* [Requisitos do exercício]
**a)** Copie sem qualquer alteração as linhas da listagem desde a linha com "stat-value: 96% (1128, 588, 1515, 793)" até à linha com "page-title: Clinically-proven results*", inclusive.
**b)** Prossiga o texto sobre as formas filhó, filhós e filhoses a partir do ponto em que termina.

* [Excerto de origem]
====
02 dezembro 2018

Filhós e filhoses - a norma e o uso... outra vez!


O José Pedro Vasconcelos tinha tido recentemente uma discussão com a Tânia Ribas de Oliveira sobre a palavra filhós: seria esta o plural (de filhó) ou o singular (sendo filhoses o plural)?

Quando me entrevistaram no programa Agora Nós, no dia 29 de N/novembro de 2018, ele aproveitou para me perguntar qual era a forma correta. Ora, eu dei a resposta que me pareceu desejada: disse que filhó era o singular e filhós o plural.
Porém, o José Pedro tinha feito umas pesquisas na Internet e descobriu que já na década de 1960 Rebelo Gonçalves reconhecia que filhoses era um plural tão usado, inclusivamente por certos escritores que reproduziam nas suas obras o discurso popular, que se podia considerar como variante. Assim, a palavra tem hoje duas formas possíveis:

singular: filhó /  plural: filhós
singular:  filhós / plural: filhoses

Isto é perfeitamente aceitável e é o que acontece numa língua viva, usada (e abusada também!) diariamente por milhões de pessoas. Como eu tinha referido, no início da minha intervenção, a língua é democrática - é o conjunto de falantes que acaba por decidir para onde vai e como vai (e isto é um facto e não uma opinião...).

No entanto, quando as pessoas me perguntam "qual é a forma corre(c)ta?", parto do princípio de que querem saber qual é a mais rigorosa, a mais antiga, a mais legítima do ponto de vista etimológico, histórico, gramatical, etc. E essa, neste caso, é filhó. Vem do latim foliōla, ou foliōlu-, diminutivo de "folha", que significava "bolo folhado". A forma filhoses (que deu origem ao singular filhós) é popular e consagrou-se pela generalização do uso equivocado (tal como esparguete, bêbado, púdico, febra e tantas outras). Aliás, como observou Carolina Michaelis, este vocábulo foi masculino e dizia-se, em tempos antigos, «não vai por aí a gata aos filhós»(1).

Em todo o caso, o que sucede é que, quando eu começo por dar como resposta à tal pergunta que "ambas as formas são possíveis", as pessoas costumam ficar descontentes e desconfiadas. "Não pode ser!", dizem. "Tem de haver uma forma mais corre(c)ta do que a outra!" Por outras palavras, tenho a sensação de que, se eu tivesse dado essa resposta, o José Pedro teria contraposto às minhas palavras a evidência de que, afinal de contas, filhó é a forma do singular mais legítima, e o plural filhós é o mais corre(c)to!



(1) - Machado, José Pedro,Dicionário Etimológico da Língua Portuguesa. Lisboa: Horizonte, 1.ª edição: 1952, 6.ª edição: 1990.

Nota - apresento neste texto as duas grafias alternativas (pré- e pós-) para as palavras que foram afe(c)tadas pelo Acordo Ortográfico de 1990.

2 comentários :

bia disse...
====
* [Listagem]
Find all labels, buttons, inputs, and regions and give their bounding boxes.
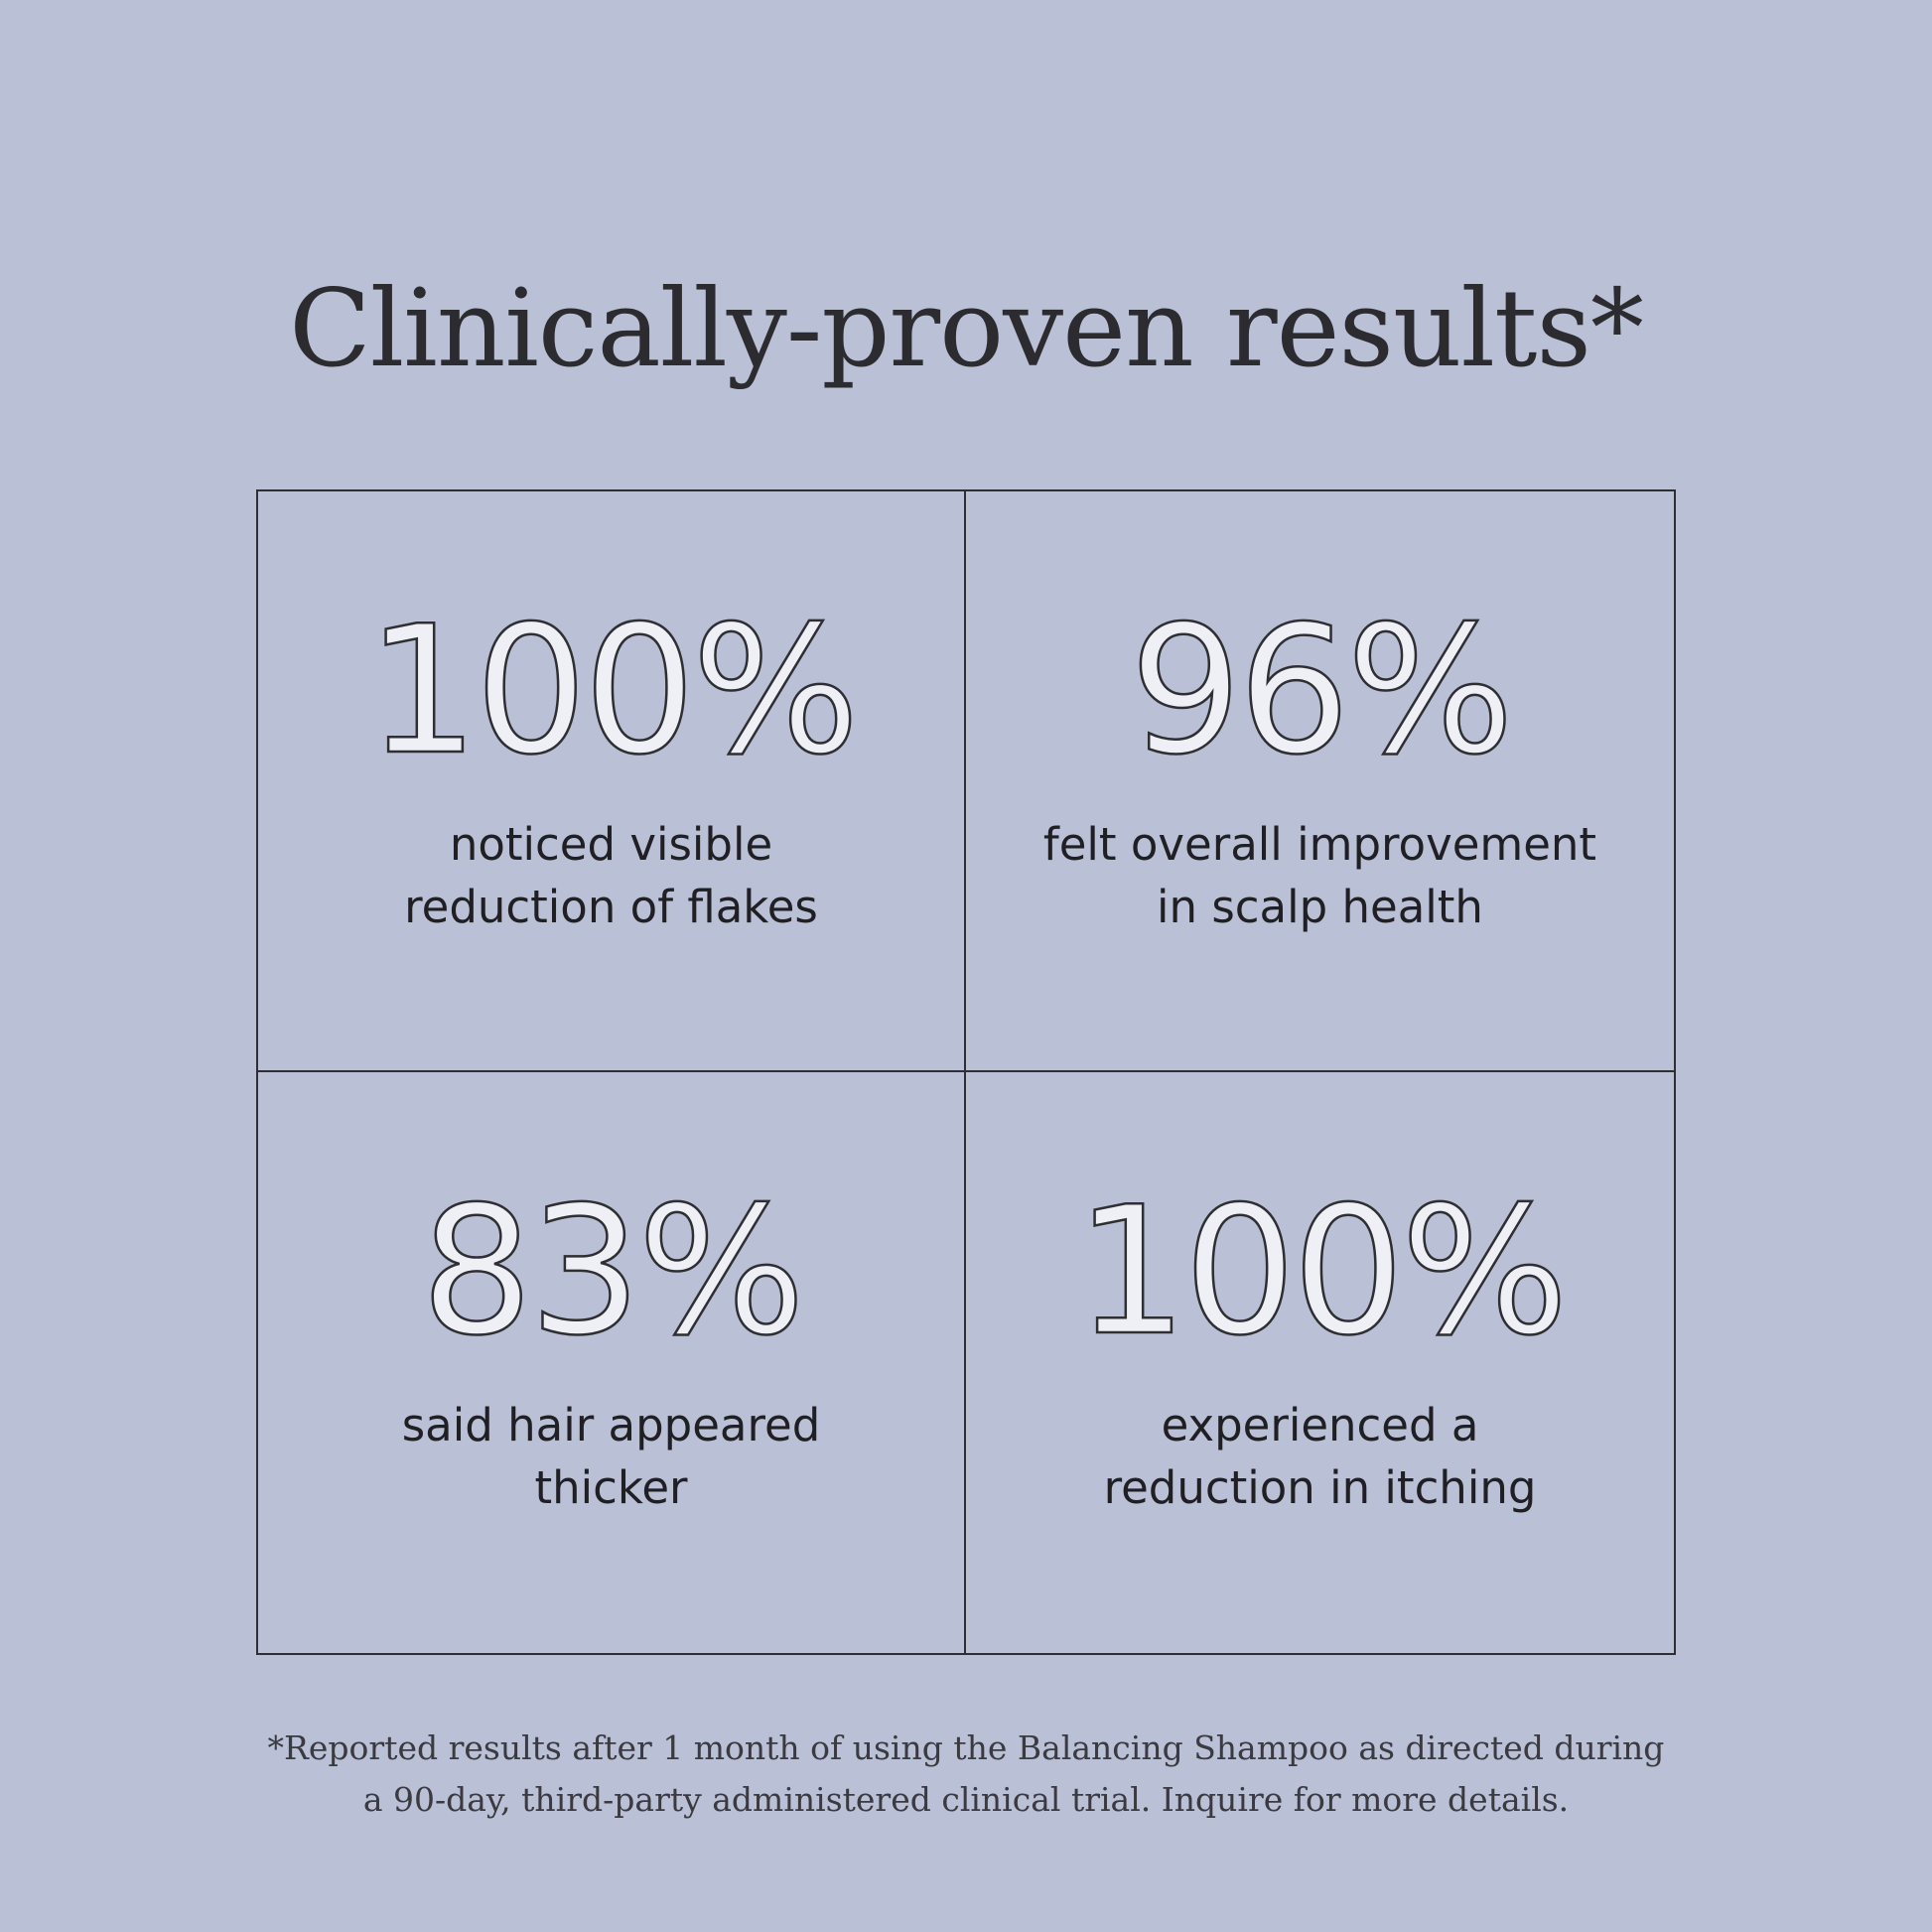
stat-value: 96% (1128, 588, 1515, 793)
stat-card: 96% felt overall improvement in scalp he… (966, 491, 1674, 1072)
stat-label: experienced a reduction in itching (1103, 1399, 1537, 1514)
stat-label: noticed visible reduction of flakes (404, 818, 818, 933)
stat-value: 100% (1074, 1169, 1570, 1374)
page-title: Clinically-proven results* (289, 267, 1644, 391)
stat-label: felt overall improvement in scalp health (1042, 818, 1597, 933)
stat-card: 100% noticed visible reduction of flakes (258, 491, 966, 1072)
results-grid: 100% noticed visible reduction of flakes… (256, 489, 1676, 1655)
stat-value: 83% (419, 1169, 806, 1374)
stat-value: 100% (365, 588, 861, 793)
stat-card: 83% said hair appeared thicker (258, 1072, 966, 1653)
footnote: *Reported results after 1 month of using… (267, 1728, 1665, 1819)
stat-card: 100% experienced a reduction in itching (966, 1072, 1674, 1653)
stat-label: said hair appeared thicker (401, 1399, 821, 1514)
====
* [Respostas por tarefa]
**a)**
stat-value: 96% (1128, 588, 1515, 793)
stat-card: 96% felt overall improvement in scalp he… (966, 491, 1674, 1072)
stat-label: experienced a reduction in itching (1103, 1399, 1537, 1514)
stat-label: noticed visible reduction of flakes (404, 818, 818, 933)
stat-value: 100% (1074, 1169, 1570, 1374)
page-title: Clinically-proven results* (289, 267, 1644, 391)

**b)**
Gostei do texto em português correCto…
Dói ver como escrevem figuras que deviam preservar o que é o nosso bem maior -a nossa identidade, como povo de um país antigo e largamente conhecido- numa mistura de ignorância com estupidez e preguiça e um orgulho idiota de quem não tem conhecimentos nem argumentos mas acha que está na moda…
Quanto ao tema mencionado, reparei que, no Alentejo, onde nasci, as pessoas de mais idade e menos instruídas, diziam muitas palavras como as entendiam, por não saberem ler. Por isso havia palavras que eram uma aproximação de outras e se pronunciavam só pela metade. Daí também aquela quantidade de palavras cómicas que outros não entendem, porque já foram muito deturpadas por quem só "ouve" um som. Se fosse alguma pessoa com algum conhecimento dizia "uma filhó" "várias filhós". Se fosse alguém iletrado dizia; "uma felhós" várias felhoses". Penso que talvez seja essa a explicação...a palavra é sempre a mesma mas uns dizem-na como a ouvem, outros, como a escrevem... Por mim não interessa! Gosto delas com a massa mais grossa que fina e com calda de açúcar com canela e casca de limão, depois de um ou dois dias de serem feitas , porque ficam muito macias e diferentes...

S. Leite disse...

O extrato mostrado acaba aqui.